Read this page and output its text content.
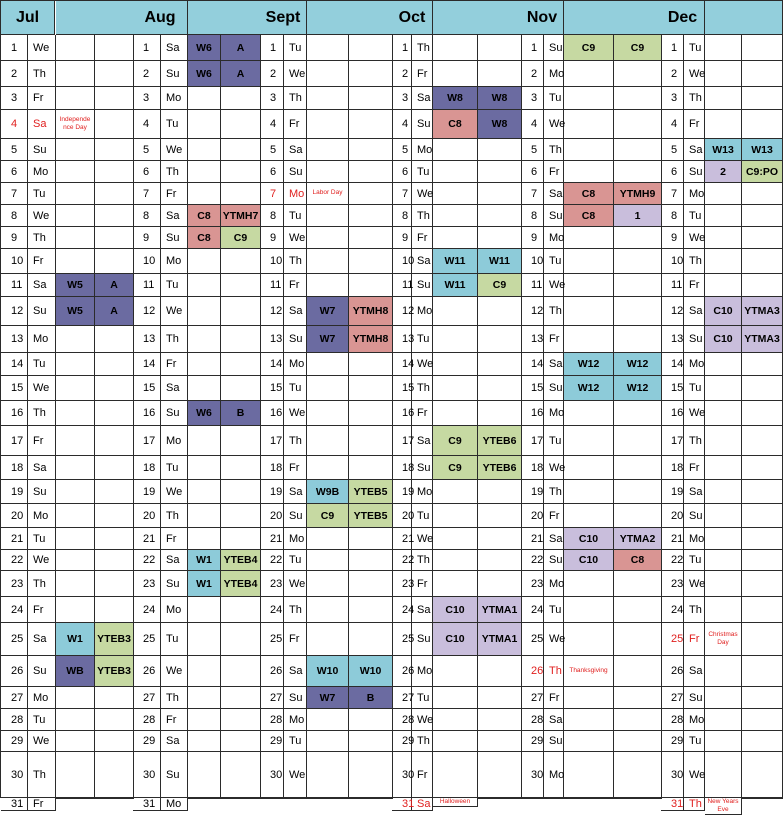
Jul
1	We
2	Th
3	Fr
4	Sa	Independe nce Day
5	Su
6	Mo
7	Tu
8	We
9	Th
10 Fr
11 Sa	W5	A
12 Su	W5	A
13 Mo
14 Tu
15 We
16 Th
17 Fr
18 Sa
19 Su
20 Mo
21 Tu
22 We
23 Th
24 Fr
25 Sa	W1	YTEB3
26 Su	WB	YTEB3
27 Mo
28 Tu
29 We
30 Th
31 Fr
Aug
1	Sa	W6	A
2	Su	W6	A
3	Mo
4	Tu
5	We
6	Th
7	Fr
8	Sa	C8	YTMH7
9	Su	C8	C9
10 Mo
11	Tu
12 We
13 Th
14 Fr
15 Sa
16 Su	W6	B
17 Mo
18 Tu
19 We
20 Th
21 Fr
22 Sa	W1	YTEB4
23 Su	W1	YTEB4
24 Mo
25 Tu
26 We
27 Th
28 Fr
29 Sa
30 Su
31 Mo
Sept
1	Tu
2	We
3	Th
4	Fr
5	Sa
6	Su
7	Mo	Labor Day
8	Tu
9	We
10 Th
11 Fr
12 Sa	W7	YTMH8
13 Su	W7	YTMH8
14 Mo
15 Tu
16 We
17 Th
18 Fr
19 Sa	W9B	YTEB5
20 Su	C9	YTEB5
21 Mo
22 Tu
23 We
24 Th
25 Fr
26 Sa	W10	W10
27 Su	W7	B
28 Mo
29 Tu
30 We
Oct
1 Th
2 Fr
3 Sa	W8	W8
4 Su	C8	W8
5 Mo
6 Tu
7 We
8 Th
9 Fr
10 Sa	W11	W11
11 Su	W11	C9
12 Mo
13 Tu
14 We
15 Th
16 Fr
17 Sa	C9	YTEB6
18 Su	C9	YTEB6
19 Mo
20 Tu
21 We
22 Th
23 Fr
24 Sa	C10	YTMA1
25 Su	C10	YTMA1
26 Mo
27 Tu
28 We
29 Th
30 Fr
31 Sa	Halloween
Nov
1	Su	C9	C9
2	Mo
3	Tu
4	We
5	Th
6	Fr
7	Sa	C8	YTMH9
8	Su	C8	1
9	Mo
10 Tu
11 We
12 Th
13 Fr
14 Sa	W12	W12
15 Su	W12	W12
16 Mo
17 Tu
18 We
19 Th
20 Fr
21 Sa	C10	YTMA2
22 Su	C10	C8
23 Mo
24 Tu
25 We
26 Th	Thanksgiving
27 Fr
28 Sa
29 Su
30 Mo
Dec
1	Tu
2	We
3	Th
4	Fr
5	Sa W13	W13
6	Su	2	C9:PO
7	Mo
8	Tu
9	We
10 Th
11 Fr
12 Sa	C10	YTMA3
13 Su	C10	YTMA3
14 Mo
15 Tu
16 We
17 Th
18 Fr
19 Sa
20 Su
21 Mo
22 Tu
23 We
24 Th
25 Fr	Christmas Day
26 Sa
27 Su
28 Mo
29 Tu
30 We
31 Th New Years Eve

DO THIS = Transcribe the complete set of entries verbatim. No pictures belong in the copy.

WRITTEN RESPONSE =
Read this page and output its text content.
Jul
1	We
2	Th
3	Fr
4	Sa	Independe nce Day
5	Su
6	Mo
7	Tu
8	We
9	Th
10 Fr
11 Sa	W5	A
12 Su	W5	A
13 Mo
14 Tu
15 We
16 Th
17 Fr
18 Sa
19 Su
20 Mo
21 Tu
22 We
23 Th
24 Fr
25 Sa	W1	YTEB3
26 Su	WB	YTEB3
27 Mo
28 Tu
29 We
30 Th
31 Fr
Aug
1	Sa	W6	A
2	Su	W6	A
3	Mo
4	Tu
5	We
6	Th
7	Fr
8	Sa	C8	YTMH7
9	Su	C8	C9
10 Mo
11	Tu
12 We
13 Th
14 Fr
15 Sa
16 Su	W6	B
17 Mo
18 Tu
19 We
20 Th
21 Fr
22 Sa	W1	YTEB4
23 Su	W1	YTEB4
24 Mo
25 Tu
26 We
27 Th
28 Fr
29 Sa
30 Su
31 Mo
Sept
1	Tu
2	We
3	Th
4	Fr
5	Sa
6	Su
7	Mo	Labor Day
8	Tu
9	We
10 Th
11 Fr
12 Sa	W7	YTMH8
13 Su	W7	YTMH8
14 Mo
15 Tu
16 We
17 Th
18 Fr
19 Sa	W9B	YTEB5
20 Su	C9	YTEB5
21 Mo
22 Tu
23 We
24 Th
25 Fr
26 Sa	W10	W10
27 Su	W7	B
28 Mo
29 Tu
30 We
Oct
1 Th
2 Fr
3 Sa	W8	W8
4 Su	C8	W8
5 Mo
6 Tu
7 We
8 Th
9 Fr
10 Sa	W11	W11
11 Su	W11	C9
12 Mo
13 Tu
14 We
15 Th
16 Fr
17 Sa	C9	YTEB6
18 Su	C9	YTEB6
19 Mo
20 Tu
21 We
22 Th
23 Fr
24 Sa	C10	YTMA1
25 Su	C10	YTMA1
26 Mo
27 Tu
28 We
29 Th
30 Fr
31 Sa	Halloween
Nov
1	Su	C9	C9
2	Mo
3	Tu
4	We
5	Th
6	Fr
7	Sa	C8	YTMH9
8	Su	C8	1
9	Mo
10 Tu
11 We
12 Th
13 Fr
14 Sa	W12	W12
15 Su	W12	W12
16 Mo
17 Tu
18 We
19 Th
20 Fr
21 Sa	C10	YTMA2
22 Su	C10	C8
23 Mo
24 Tu
25 We
26 Th	Thanksgiving
27 Fr
28 Sa
29 Su
30 Mo
Dec
1	Tu
2	We
3	Th
4	Fr
5	Sa W13	W13
6	Su	2	C9:PO
7	Mo
8	Tu
9	We
10 Th
11 Fr
12 Sa	C10	YTMA3
13 Su	C10	YTMA3
14 Mo
15 Tu
16 We
17 Th
18 Fr
19 Sa
20 Su
21 Mo
22 Tu
23 We
24 Th
25 Fr	Christmas Day
26 Sa
27 Su
28 Mo
29 Tu
30 We
31 Th New Years Eve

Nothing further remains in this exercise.